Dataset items

[START]

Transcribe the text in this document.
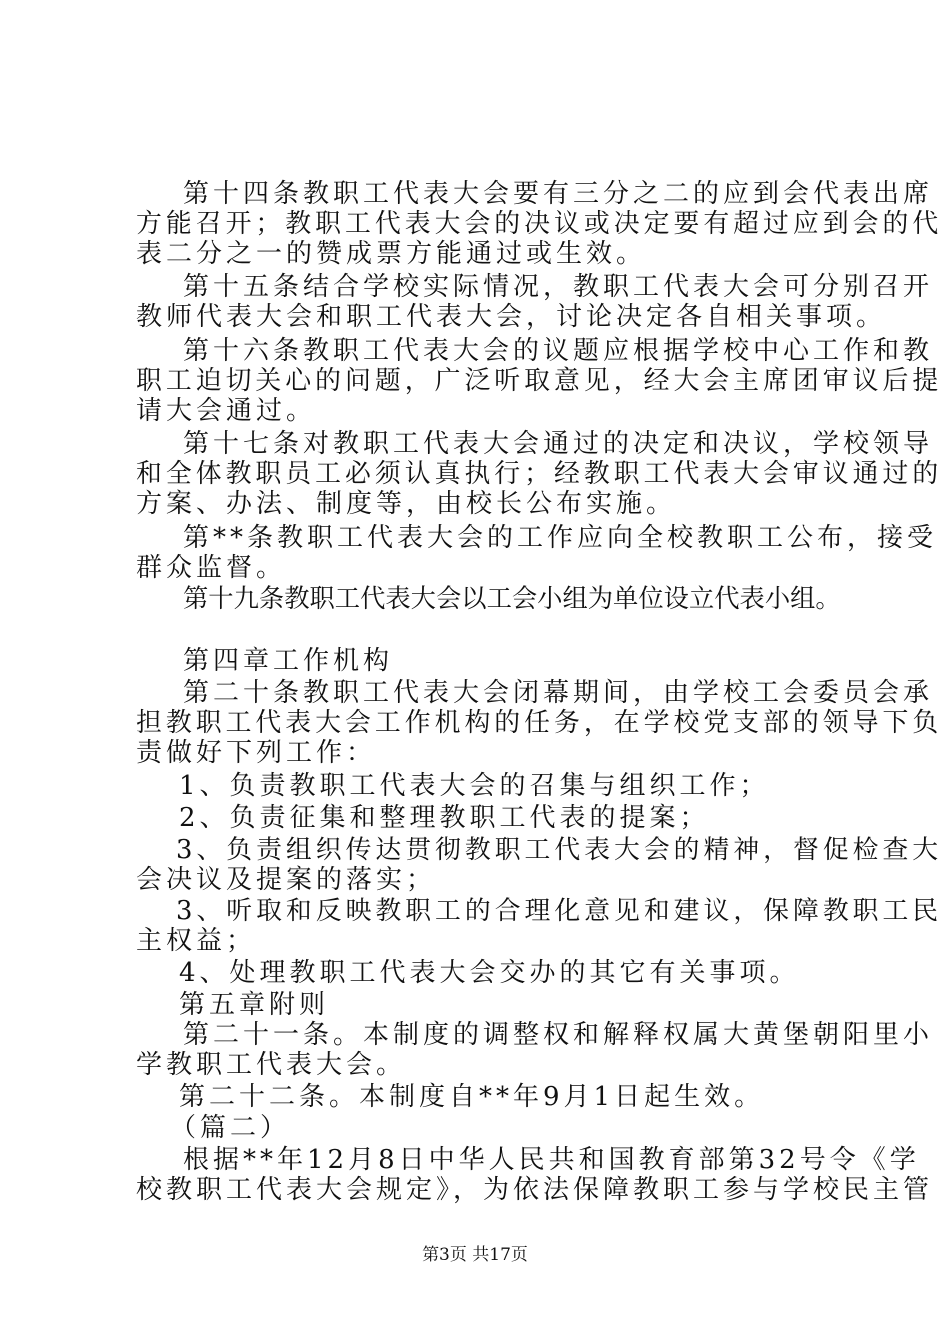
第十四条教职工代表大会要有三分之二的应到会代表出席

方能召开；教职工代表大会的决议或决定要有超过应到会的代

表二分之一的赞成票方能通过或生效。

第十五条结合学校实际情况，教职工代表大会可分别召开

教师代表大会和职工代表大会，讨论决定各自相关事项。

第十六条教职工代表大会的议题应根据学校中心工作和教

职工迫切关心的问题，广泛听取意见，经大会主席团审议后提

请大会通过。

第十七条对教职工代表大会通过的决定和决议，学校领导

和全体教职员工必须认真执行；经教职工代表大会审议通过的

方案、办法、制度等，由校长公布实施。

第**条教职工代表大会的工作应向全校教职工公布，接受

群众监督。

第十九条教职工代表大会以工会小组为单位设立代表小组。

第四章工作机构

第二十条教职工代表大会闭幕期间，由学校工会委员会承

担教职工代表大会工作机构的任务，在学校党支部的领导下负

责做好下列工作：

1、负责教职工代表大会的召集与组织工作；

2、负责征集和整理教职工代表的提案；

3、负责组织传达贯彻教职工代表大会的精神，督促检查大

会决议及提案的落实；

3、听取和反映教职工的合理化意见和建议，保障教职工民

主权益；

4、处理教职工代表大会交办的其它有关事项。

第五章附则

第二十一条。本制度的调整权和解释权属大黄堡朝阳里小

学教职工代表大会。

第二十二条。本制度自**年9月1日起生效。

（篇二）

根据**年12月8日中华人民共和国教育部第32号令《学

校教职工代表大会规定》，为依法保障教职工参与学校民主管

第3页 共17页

[END]
[START]

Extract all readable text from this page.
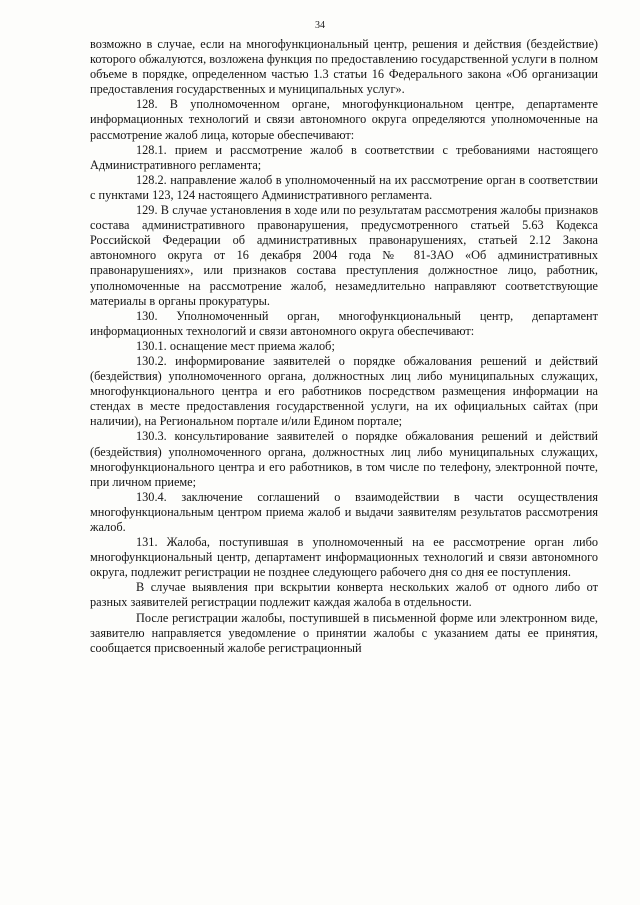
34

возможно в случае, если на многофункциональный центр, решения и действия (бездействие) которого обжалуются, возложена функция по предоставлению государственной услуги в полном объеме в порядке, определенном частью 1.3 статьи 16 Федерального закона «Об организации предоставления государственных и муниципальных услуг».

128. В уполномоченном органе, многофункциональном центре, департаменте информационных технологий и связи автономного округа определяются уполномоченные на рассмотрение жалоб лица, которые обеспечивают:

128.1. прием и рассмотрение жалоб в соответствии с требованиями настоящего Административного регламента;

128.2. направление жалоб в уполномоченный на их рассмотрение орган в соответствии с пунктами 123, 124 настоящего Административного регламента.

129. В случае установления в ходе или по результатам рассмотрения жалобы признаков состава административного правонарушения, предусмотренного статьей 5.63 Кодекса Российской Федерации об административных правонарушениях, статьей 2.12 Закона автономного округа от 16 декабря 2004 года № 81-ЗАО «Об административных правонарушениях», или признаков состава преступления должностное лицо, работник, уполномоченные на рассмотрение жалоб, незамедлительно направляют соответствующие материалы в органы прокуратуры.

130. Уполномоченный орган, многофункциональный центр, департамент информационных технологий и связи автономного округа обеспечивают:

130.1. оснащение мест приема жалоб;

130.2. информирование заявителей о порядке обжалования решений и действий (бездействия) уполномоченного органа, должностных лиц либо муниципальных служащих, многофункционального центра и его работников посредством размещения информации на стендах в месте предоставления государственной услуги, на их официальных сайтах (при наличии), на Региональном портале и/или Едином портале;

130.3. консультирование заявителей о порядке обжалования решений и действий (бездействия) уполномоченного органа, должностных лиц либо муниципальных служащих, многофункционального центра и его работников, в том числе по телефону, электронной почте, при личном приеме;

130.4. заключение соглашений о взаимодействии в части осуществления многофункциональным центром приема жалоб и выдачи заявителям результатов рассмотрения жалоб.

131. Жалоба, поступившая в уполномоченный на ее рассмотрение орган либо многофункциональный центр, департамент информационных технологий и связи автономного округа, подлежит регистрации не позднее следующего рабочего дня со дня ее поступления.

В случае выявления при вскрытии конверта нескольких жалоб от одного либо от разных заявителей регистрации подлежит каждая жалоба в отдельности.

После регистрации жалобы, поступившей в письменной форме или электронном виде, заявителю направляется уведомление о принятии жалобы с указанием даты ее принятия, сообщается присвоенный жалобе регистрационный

[END]
[START]

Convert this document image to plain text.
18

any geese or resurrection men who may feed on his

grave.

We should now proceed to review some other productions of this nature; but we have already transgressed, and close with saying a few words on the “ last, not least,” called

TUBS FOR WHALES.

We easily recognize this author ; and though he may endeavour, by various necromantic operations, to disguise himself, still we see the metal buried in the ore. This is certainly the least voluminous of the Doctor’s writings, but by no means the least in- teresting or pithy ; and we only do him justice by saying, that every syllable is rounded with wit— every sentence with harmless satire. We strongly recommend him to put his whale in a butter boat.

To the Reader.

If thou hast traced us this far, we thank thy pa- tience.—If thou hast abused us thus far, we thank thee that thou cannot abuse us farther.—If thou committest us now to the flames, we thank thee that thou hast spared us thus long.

[END]

## Work required
Show every line where the string "saying" appears.

## Reply
We should now proceed to review some other productions of this nature; but we have already transgressed, and close with saying a few words on the “ last, not least,” called
We easily recognize this author ; and though he may endeavour, by various necromantic operations, to disguise himself, still we see the metal buried in the ore. This is certainly the least voluminous of the Doctor’s writings, but by no means the least in- teresting or pithy ; and we only do him justice by saying, that every syllable is rounded with wit— every sentence with harmless satire. We strongly recommend him to put his whale in a butter boat.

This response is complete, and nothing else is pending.